▶ **TASK DETAILS**:
Repeat the whole listing exactly.

Recorded data
· · ·

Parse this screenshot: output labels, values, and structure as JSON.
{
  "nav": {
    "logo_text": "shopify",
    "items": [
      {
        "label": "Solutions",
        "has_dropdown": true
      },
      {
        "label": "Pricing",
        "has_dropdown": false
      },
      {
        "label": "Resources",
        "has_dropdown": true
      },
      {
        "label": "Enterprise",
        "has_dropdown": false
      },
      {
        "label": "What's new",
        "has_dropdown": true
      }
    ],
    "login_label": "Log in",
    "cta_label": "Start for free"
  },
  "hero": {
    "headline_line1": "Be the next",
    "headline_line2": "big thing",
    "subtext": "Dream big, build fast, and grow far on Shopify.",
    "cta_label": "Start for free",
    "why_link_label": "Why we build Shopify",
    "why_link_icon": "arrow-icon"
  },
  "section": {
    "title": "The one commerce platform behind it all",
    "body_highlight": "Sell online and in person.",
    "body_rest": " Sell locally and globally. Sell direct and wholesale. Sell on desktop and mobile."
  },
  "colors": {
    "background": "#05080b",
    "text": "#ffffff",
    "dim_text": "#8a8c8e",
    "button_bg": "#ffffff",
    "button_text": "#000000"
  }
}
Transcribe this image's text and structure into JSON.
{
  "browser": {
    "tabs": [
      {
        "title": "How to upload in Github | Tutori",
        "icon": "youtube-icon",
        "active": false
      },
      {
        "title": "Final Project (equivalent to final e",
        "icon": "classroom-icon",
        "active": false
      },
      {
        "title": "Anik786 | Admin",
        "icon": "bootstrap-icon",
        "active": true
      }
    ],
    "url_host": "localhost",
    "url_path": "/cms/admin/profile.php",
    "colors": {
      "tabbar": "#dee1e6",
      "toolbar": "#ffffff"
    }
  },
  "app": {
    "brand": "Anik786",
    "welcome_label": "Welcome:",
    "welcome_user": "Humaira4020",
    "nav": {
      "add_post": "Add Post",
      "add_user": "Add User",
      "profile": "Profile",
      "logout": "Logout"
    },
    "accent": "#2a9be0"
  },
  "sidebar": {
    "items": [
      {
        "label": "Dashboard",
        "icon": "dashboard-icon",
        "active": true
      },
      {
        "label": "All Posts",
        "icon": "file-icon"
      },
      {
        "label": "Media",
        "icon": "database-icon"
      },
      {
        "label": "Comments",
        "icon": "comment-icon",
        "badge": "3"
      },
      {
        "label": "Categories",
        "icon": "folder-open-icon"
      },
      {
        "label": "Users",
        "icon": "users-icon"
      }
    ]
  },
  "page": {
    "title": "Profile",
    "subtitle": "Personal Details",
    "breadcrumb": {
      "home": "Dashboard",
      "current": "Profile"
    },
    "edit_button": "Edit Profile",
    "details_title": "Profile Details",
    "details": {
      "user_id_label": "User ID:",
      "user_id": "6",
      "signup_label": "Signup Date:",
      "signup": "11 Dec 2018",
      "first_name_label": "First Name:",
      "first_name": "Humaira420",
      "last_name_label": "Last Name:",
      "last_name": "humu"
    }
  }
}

· · ·

▶ **THE COMPLETED TASK**:
Parse this screenshot: output labels, values, and structure as JSON.
{
  "nav": {
    "logo_text": "shopify",
    "items": [
      {
        "label": "Solutions",
        "has_dropdown": true
      },
      {
        "label": "Pricing",
        "has_dropdown": false
      },
      {
        "label": "Resources",
        "has_dropdown": true
      },
      {
        "label": "Enterprise",
        "has_dropdown": false
      },
      {
        "label": "What's new",
        "has_dropdown": true
      }
    ],
    "login_label": "Log in",
    "cta_label": "Start for free"
  },
  "hero": {
    "headline_line1": "Be the next",
    "headline_line2": "big thing",
    "subtext": "Dream big, build fast, and grow far on Shopify.",
    "cta_label": "Start for free",
    "why_link_label": "Why we build Shopify",
    "why_link_icon": "arrow-icon"
  },
  "section": {
    "title": "The one commerce platform behind it all",
    "body_highlight": "Sell online and in person.",
    "body_rest": " Sell locally and globally. Sell direct and wholesale. Sell on desktop and mobile."
  },
  "colors": {
    "background": "#05080b",
    "text": "#ffffff",
    "dim_text": "#8a8c8e",
    "button_bg": "#ffffff",
    "button_text": "#000000"
  }
}
Transcribe this image's text and structure into JSON.
{
  "browser": {
    "tabs": [
      {
        "title": "How to upload in Github | Tutori",
        "icon": "youtube-icon",
        "active": false
      },
      {
        "title": "Final Project (equivalent to final e",
        "icon": "classroom-icon",
        "active": false
      },
      {
        "title": "Anik786 | Admin",
        "icon": "bootstrap-icon",
        "active": true
      }
    ],
    "url_host": "localhost",
    "url_path": "/cms/admin/profile.php",
    "colors": {
      "tabbar": "#dee1e6",
      "toolbar": "#ffffff"
    }
  },
  "app": {
    "brand": "Anik786",
    "welcome_label": "Welcome:",
    "welcome_user": "Humaira4020",
    "nav": {
      "add_post": "Add Post",
      "add_user": "Add User",
      "profile": "Profile",
      "logout": "Logout"
    },
    "accent": "#2a9be0"
  },
  "sidebar": {
    "items": [
      {
        "label": "Dashboard",
        "icon": "dashboard-icon",
        "active": true
      },
      {
        "label": "All Posts",
        "icon": "file-icon"
      },
      {
        "label": "Media",
        "icon": "database-icon"
      },
      {
        "label": "Comments",
        "icon": "comment-icon",
        "badge": "3"
      },
      {
        "label": "Categories",
        "icon": "folder-open-icon"
      },
      {
        "label": "Users",
        "icon": "users-icon"
      }
    ]
  },
  "page": {
    "title": "Profile",
    "subtitle": "Personal Details",
    "breadcrumb": {
      "home": "Dashboard",
      "current": "Profile"
    },
    "edit_button": "Edit Profile",
    "details_title": "Profile Details",
    "details": {
      "user_id_label": "User ID:",
      "user_id": "6",
      "signup_label": "Signup Date:",
      "signup": "11 Dec 2018",
      "first_name_label": "First Name:",
      "first_name": "Humaira420",
      "last_name_label": "Last Name:",
      "last_name": "humu"
    }
  }
}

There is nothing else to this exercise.